* YOUR OBJECTIVE *
Figure out how many lines of the material below contain the word "title". Answer with the number only.

Entries taken from a collection
________________

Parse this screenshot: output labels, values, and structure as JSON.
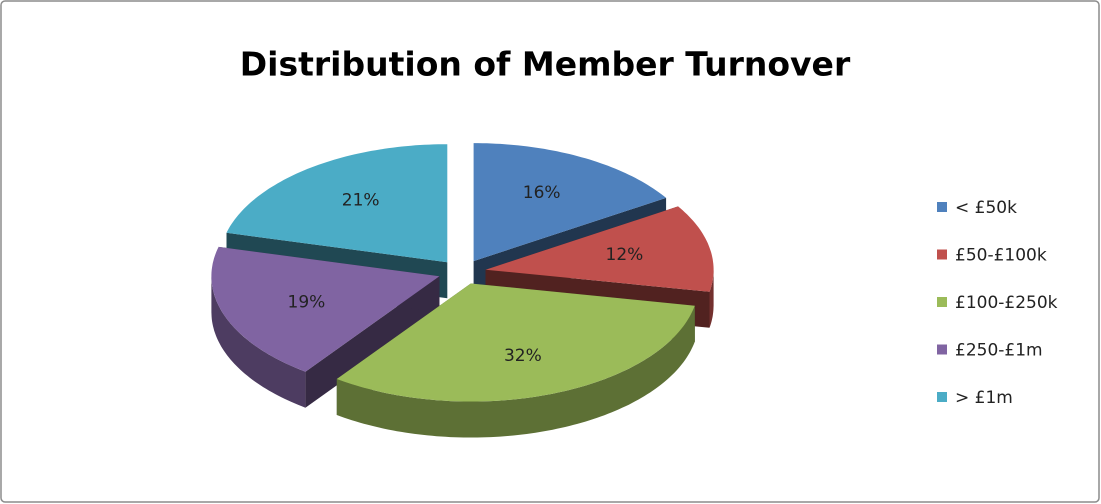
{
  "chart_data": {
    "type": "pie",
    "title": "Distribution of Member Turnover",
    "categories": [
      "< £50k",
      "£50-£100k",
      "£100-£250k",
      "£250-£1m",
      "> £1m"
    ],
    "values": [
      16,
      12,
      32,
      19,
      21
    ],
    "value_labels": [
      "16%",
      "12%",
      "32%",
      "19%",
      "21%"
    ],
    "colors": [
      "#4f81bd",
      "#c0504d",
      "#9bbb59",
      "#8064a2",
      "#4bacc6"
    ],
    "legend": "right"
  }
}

________________

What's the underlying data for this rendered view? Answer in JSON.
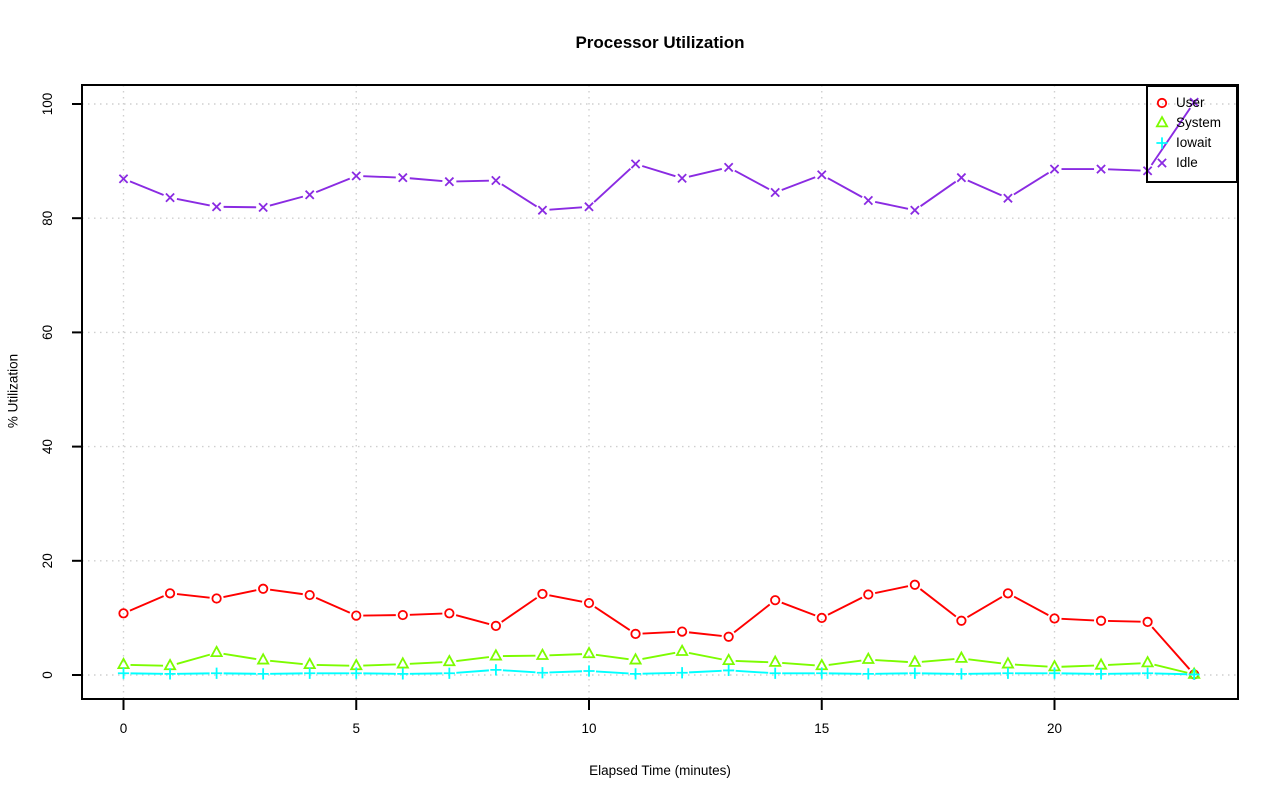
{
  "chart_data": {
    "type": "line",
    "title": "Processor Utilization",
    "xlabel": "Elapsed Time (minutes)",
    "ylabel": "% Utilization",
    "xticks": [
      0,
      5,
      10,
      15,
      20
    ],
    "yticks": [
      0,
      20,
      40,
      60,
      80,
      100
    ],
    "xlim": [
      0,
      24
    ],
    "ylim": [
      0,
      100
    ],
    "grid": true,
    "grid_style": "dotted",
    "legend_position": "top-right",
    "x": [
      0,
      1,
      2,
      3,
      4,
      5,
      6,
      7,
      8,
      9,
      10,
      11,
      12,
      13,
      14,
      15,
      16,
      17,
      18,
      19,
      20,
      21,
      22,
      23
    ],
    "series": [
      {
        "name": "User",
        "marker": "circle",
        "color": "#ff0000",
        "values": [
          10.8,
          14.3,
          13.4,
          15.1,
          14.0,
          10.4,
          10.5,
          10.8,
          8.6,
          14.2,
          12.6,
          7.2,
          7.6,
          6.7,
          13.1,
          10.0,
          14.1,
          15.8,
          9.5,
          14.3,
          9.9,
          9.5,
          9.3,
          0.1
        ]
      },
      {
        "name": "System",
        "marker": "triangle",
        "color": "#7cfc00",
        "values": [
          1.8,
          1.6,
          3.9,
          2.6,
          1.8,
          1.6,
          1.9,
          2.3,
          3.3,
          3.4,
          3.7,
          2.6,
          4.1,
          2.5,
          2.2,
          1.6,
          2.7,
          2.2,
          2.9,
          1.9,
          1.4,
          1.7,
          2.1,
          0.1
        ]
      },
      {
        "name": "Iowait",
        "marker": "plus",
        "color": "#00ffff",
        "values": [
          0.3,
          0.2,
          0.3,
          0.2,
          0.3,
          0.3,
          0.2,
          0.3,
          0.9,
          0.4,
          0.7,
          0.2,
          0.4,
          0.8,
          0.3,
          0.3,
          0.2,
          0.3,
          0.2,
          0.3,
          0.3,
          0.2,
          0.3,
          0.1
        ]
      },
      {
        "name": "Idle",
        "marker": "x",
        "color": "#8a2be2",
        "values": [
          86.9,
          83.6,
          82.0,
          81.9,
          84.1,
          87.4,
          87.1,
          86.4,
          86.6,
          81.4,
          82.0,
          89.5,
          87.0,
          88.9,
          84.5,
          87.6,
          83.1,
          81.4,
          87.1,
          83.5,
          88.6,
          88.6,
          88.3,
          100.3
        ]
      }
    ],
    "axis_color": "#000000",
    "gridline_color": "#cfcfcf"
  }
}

________________

* FINAL RESULT *
2